◆ **Задачи для решения**:
(A) Выпишите из фрагмента все отрицательные качества, которые, по его словам, приписывают русскому народу телевизионные болтуны, лауреат «Большой книги» и Василий Аксенов.
(B) Соответствуют ли фрагменту следующие утверждения? (i) Автор считает, что действует «штаб по дискредитации». (ii) Речь лауреата «Большой книги» автор прочитал в «Известиях». (iii) Среди родных и знакомых автора воры были. На каждое ответьте «да» или «нет» и приведите решающие слова фрагмента.
(C) Перепечатайте из фрагмента всё, начиная со слов «Все это - смердяковщина: хулить» и вплоть до слов «Годом русского языка...».

◆ **Избранный фрагмент**:
++++
А в это время наши самые популярные и привечаемые телевидением болтуны внушают, что Россия - страна лодырей и пьяниц. Я не говорю, что работает "штаб по дискредитации". Думаю, это от глупости и от невежества. В "Известиях" читаю речь лауреата "Большой книги", он талдычит, что "мы не хотим работать". Кто "мы"? Мне хочется сказать ему: когда ты ругаешь Россию и русский народ, вспомни в первую очередь свою мать, своего отца. Это про них ты говоришь, что они пьяницы и не умеют работать?
Вот и Василий Аксенов вещает: "Русский народ очень симпатичный, но вороватый..." О своем народе прежде всего судят по родным и близким. Их лучше и дольше знаешь. В моем близком и далеком круге родных и знакомых воров не было и нет. Аксенову, видимо, не повезло. Круг его родных и близких - "симпатичные, но вороватые".
Все это - смердяковщина: хулить вскормивший тебя народ, а свою родословную искать на стороне, как делал шукшинский герой счетовод Баев, размышляя: "А в кого я такой башковитый?.. Не приспала ли меня мать-покойница с кем другим...".
- Нынешний год объявлен Годом русского языка...
++++
Сохранённые записи набора данных:
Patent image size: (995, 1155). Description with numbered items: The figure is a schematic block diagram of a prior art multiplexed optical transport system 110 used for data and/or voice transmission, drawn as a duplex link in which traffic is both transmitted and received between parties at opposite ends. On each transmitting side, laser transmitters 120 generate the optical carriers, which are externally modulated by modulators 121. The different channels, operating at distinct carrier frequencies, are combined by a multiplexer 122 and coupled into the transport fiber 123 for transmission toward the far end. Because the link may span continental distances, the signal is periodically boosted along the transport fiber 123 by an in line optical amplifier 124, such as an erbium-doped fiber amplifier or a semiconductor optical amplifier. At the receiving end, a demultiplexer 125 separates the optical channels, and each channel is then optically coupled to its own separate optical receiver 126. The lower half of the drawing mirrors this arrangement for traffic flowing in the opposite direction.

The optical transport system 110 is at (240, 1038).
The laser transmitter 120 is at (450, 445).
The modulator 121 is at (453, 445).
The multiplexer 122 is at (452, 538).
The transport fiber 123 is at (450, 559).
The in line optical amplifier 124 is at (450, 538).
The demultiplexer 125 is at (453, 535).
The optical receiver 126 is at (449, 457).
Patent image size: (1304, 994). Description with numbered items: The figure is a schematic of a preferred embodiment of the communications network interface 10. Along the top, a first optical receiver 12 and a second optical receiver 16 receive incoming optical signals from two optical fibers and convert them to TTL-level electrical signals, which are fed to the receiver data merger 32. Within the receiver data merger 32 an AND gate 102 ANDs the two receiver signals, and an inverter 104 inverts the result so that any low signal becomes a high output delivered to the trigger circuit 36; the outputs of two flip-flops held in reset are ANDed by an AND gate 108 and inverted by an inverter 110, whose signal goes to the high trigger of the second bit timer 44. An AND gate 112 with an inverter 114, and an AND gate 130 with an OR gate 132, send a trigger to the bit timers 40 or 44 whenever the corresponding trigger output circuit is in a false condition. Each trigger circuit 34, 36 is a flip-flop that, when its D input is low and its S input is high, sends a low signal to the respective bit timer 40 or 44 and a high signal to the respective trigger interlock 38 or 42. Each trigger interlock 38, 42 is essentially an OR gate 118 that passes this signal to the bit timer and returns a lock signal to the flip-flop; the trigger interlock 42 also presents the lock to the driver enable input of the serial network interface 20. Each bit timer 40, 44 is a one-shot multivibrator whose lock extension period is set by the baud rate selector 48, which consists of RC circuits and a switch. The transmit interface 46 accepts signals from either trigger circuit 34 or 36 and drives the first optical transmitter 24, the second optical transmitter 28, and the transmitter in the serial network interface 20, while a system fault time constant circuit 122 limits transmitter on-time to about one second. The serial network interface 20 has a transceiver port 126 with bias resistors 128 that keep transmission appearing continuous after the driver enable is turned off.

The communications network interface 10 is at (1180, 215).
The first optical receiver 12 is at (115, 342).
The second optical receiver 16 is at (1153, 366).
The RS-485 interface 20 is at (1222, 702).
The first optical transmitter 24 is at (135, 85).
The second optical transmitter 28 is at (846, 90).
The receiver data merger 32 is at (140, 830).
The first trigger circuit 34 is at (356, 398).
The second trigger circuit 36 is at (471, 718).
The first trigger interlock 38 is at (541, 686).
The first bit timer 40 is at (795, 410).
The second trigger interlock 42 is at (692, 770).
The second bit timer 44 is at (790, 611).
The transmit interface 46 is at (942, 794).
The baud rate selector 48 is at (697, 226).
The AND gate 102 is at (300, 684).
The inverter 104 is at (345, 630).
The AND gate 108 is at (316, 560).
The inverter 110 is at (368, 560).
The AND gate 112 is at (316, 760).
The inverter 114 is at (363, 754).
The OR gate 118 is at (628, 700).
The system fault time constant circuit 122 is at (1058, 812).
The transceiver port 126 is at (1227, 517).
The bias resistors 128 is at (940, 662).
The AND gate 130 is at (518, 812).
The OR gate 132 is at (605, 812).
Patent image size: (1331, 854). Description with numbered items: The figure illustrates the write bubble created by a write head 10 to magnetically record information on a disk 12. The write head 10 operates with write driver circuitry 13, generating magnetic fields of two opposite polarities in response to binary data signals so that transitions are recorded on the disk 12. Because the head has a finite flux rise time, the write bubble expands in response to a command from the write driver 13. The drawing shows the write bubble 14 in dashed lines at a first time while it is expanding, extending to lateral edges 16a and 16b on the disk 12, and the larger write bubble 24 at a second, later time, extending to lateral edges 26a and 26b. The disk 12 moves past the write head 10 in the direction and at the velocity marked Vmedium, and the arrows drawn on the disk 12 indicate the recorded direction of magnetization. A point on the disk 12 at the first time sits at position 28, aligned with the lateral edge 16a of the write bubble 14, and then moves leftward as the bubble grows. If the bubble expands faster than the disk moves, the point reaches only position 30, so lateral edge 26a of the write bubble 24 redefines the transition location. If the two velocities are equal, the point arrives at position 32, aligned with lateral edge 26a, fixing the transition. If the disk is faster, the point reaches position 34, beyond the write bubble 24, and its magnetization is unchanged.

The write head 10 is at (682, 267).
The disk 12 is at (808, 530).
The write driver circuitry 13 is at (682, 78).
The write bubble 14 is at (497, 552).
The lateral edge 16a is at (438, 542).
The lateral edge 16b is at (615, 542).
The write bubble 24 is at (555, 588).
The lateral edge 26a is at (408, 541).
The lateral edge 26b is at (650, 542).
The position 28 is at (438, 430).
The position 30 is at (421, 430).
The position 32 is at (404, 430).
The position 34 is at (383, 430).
++++
◆ **Решения по порядку**:
(A)
— лодыри;
— пьяницы;
— «мы не хотим работать»;
— вороватый.

(B)
(i) Нет: «Я не говорю, что работает "штаб по дискредитации". Думаю, это от глупости и от невежества.»
(ii) Да: «В "Известиях" читаю речь лауреата "Большой книги"».
(iii) Нет: «В моем близком и далеком круге родных и знакомых воров не было и нет.»

(C)
Все это - смердяковщина: хулить вскормивший тебя народ, а свою родословную искать на стороне, как делал шукшинский герой счетовод Баев, размышляя: "А в кого я такой башковитый?.. Не приспала ли меня мать-покойница с кем другим...".
- Нынешний год объявлен Годом русского языка...